Dataset records
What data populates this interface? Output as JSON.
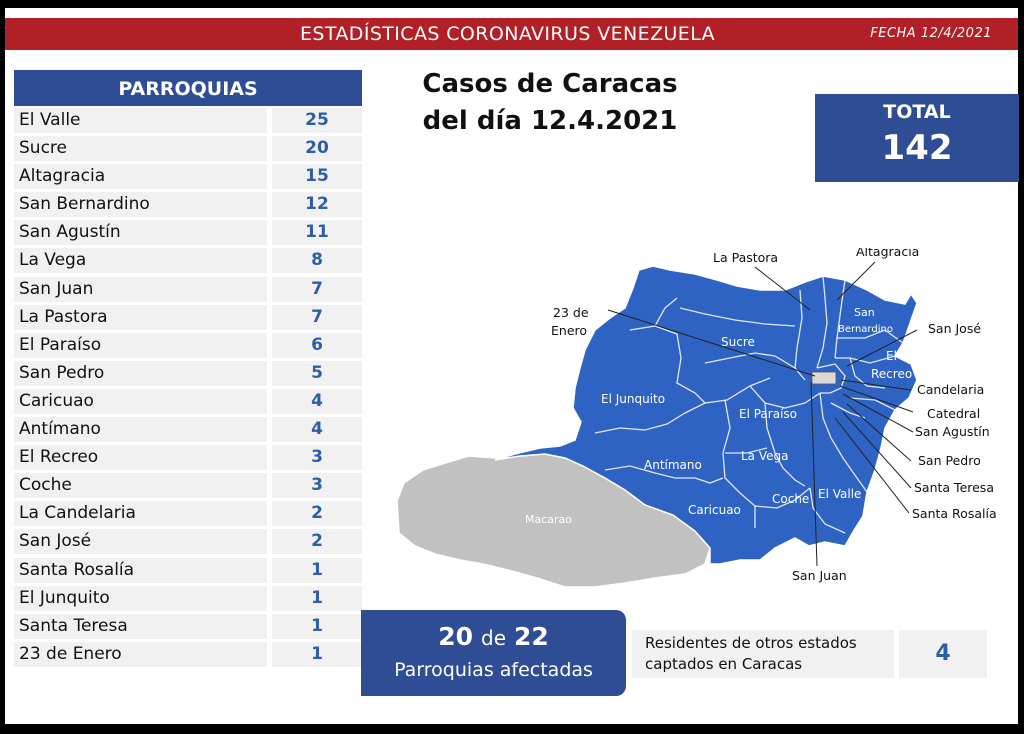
{
  "header": {
    "title": "ESTADÍSTICAS CORONAVIRUS VENEZUELA",
    "date": "FECHA 12/4/2021"
  },
  "table": {
    "header": "PARROQUIAS",
    "rows": [
      {
        "name": "El Valle",
        "value": "25"
      },
      {
        "name": "Sucre",
        "value": "20"
      },
      {
        "name": "Altagracia",
        "value": "15"
      },
      {
        "name": "San Bernardino",
        "value": "12"
      },
      {
        "name": "San Agustín",
        "value": "11"
      },
      {
        "name": "La Vega",
        "value": "8"
      },
      {
        "name": "San Juan",
        "value": "7"
      },
      {
        "name": "La Pastora",
        "value": "7"
      },
      {
        "name": "El Paraíso",
        "value": "6"
      },
      {
        "name": "San Pedro",
        "value": "5"
      },
      {
        "name": "Caricuao",
        "value": "4"
      },
      {
        "name": "Antímano",
        "value": "4"
      },
      {
        "name": "El Recreo",
        "value": "3"
      },
      {
        "name": "Coche",
        "value": "3"
      },
      {
        "name": "La Candelaria",
        "value": "2"
      },
      {
        "name": "San José",
        "value": "2"
      },
      {
        "name": "Santa Rosalía",
        "value": "1"
      },
      {
        "name": "El Junquito",
        "value": "1"
      },
      {
        "name": "Santa Teresa",
        "value": "1"
      },
      {
        "name": "23 de Enero",
        "value": "1"
      }
    ]
  },
  "map_title": {
    "line1": "Casos de Caracas",
    "line2": "del día 12.4.2021"
  },
  "total": {
    "label": "TOTAL",
    "value": "142"
  },
  "map": {
    "colors": {
      "affected": "#2e63c4",
      "unaffected": "#c1c1c1",
      "border": "#ffffff",
      "leader": "#222222"
    },
    "inner_labels": {
      "sucre": "Sucre",
      "el_junquito": "El Junquito",
      "el_paraiso": "El Paraíso",
      "antimano": "Antímano",
      "la_vega": "La Vega",
      "caricuao": "Caricuao",
      "coche": "Coche",
      "el_valle": "El Valle",
      "macarao": "Macarao",
      "san_bernardino_1": "San",
      "san_bernardino_2": "Bernardino",
      "el_recreo_1": "El",
      "el_recreo_2": "Recreo"
    },
    "callouts": {
      "la_pastora": "La Pastora",
      "altagracia": "Altagracia",
      "veintitres_1": "23 de",
      "veintitres_2": "Enero",
      "san_jose": "San José",
      "candelaria": "Candelaria",
      "catedral": "Catedral",
      "san_agustin": "San Agustín",
      "san_pedro": "San Pedro",
      "santa_teresa": "Santa Teresa",
      "santa_rosalia": "Santa Rosalía",
      "san_juan": "San Juan"
    }
  },
  "affected": {
    "count": "20",
    "connector": "de",
    "total": "22",
    "label": "Parroquias afectadas"
  },
  "residents": {
    "label_line1": "Residentes de otros estados",
    "label_line2": "captados en Caracas",
    "value": "4"
  }
}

ACTION ITEM –
The records above must be echoed exactly, minus their pictures.

OUTPUT FOR THIS TASK –
What data populates this interface? Output as JSON.
{
  "header": {
    "title": "ESTADÍSTICAS CORONAVIRUS VENEZUELA",
    "date": "FECHA 12/4/2021"
  },
  "table": {
    "header": "PARROQUIAS",
    "rows": [
      {
        "name": "El Valle",
        "value": "25"
      },
      {
        "name": "Sucre",
        "value": "20"
      },
      {
        "name": "Altagracia",
        "value": "15"
      },
      {
        "name": "San Bernardino",
        "value": "12"
      },
      {
        "name": "San Agustín",
        "value": "11"
      },
      {
        "name": "La Vega",
        "value": "8"
      },
      {
        "name": "San Juan",
        "value": "7"
      },
      {
        "name": "La Pastora",
        "value": "7"
      },
      {
        "name": "El Paraíso",
        "value": "6"
      },
      {
        "name": "San Pedro",
        "value": "5"
      },
      {
        "name": "Caricuao",
        "value": "4"
      },
      {
        "name": "Antímano",
        "value": "4"
      },
      {
        "name": "El Recreo",
        "value": "3"
      },
      {
        "name": "Coche",
        "value": "3"
      },
      {
        "name": "La Candelaria",
        "value": "2"
      },
      {
        "name": "San José",
        "value": "2"
      },
      {
        "name": "Santa Rosalía",
        "value": "1"
      },
      {
        "name": "El Junquito",
        "value": "1"
      },
      {
        "name": "Santa Teresa",
        "value": "1"
      },
      {
        "name": "23 de Enero",
        "value": "1"
      }
    ]
  },
  "map_title": {
    "line1": "Casos de Caracas",
    "line2": "del día 12.4.2021"
  },
  "total": {
    "label": "TOTAL",
    "value": "142"
  },
  "map": {
    "colors": {
      "affected": "#2e63c4",
      "unaffected": "#c1c1c1",
      "border": "#ffffff",
      "leader": "#222222"
    },
    "inner_labels": {
      "sucre": "Sucre",
      "el_junquito": "El Junquito",
      "el_paraiso": "El Paraíso",
      "antimano": "Antímano",
      "la_vega": "La Vega",
      "caricuao": "Caricuao",
      "coche": "Coche",
      "el_valle": "El Valle",
      "macarao": "Macarao",
      "san_bernardino_1": "San",
      "san_bernardino_2": "Bernardino",
      "el_recreo_1": "El",
      "el_recreo_2": "Recreo"
    },
    "callouts": {
      "la_pastora": "La Pastora",
      "altagracia": "Altagracia",
      "veintitres_1": "23 de",
      "veintitres_2": "Enero",
      "san_jose": "San José",
      "candelaria": "Candelaria",
      "catedral": "Catedral",
      "san_agustin": "San Agustín",
      "san_pedro": "San Pedro",
      "santa_teresa": "Santa Teresa",
      "santa_rosalia": "Santa Rosalía",
      "san_juan": "San Juan"
    }
  },
  "affected": {
    "count": "20",
    "connector": "de",
    "total": "22",
    "label": "Parroquias afectadas"
  },
  "residents": {
    "label_line1": "Residentes de otros estados",
    "label_line2": "captados en Caracas",
    "value": "4"
  }
}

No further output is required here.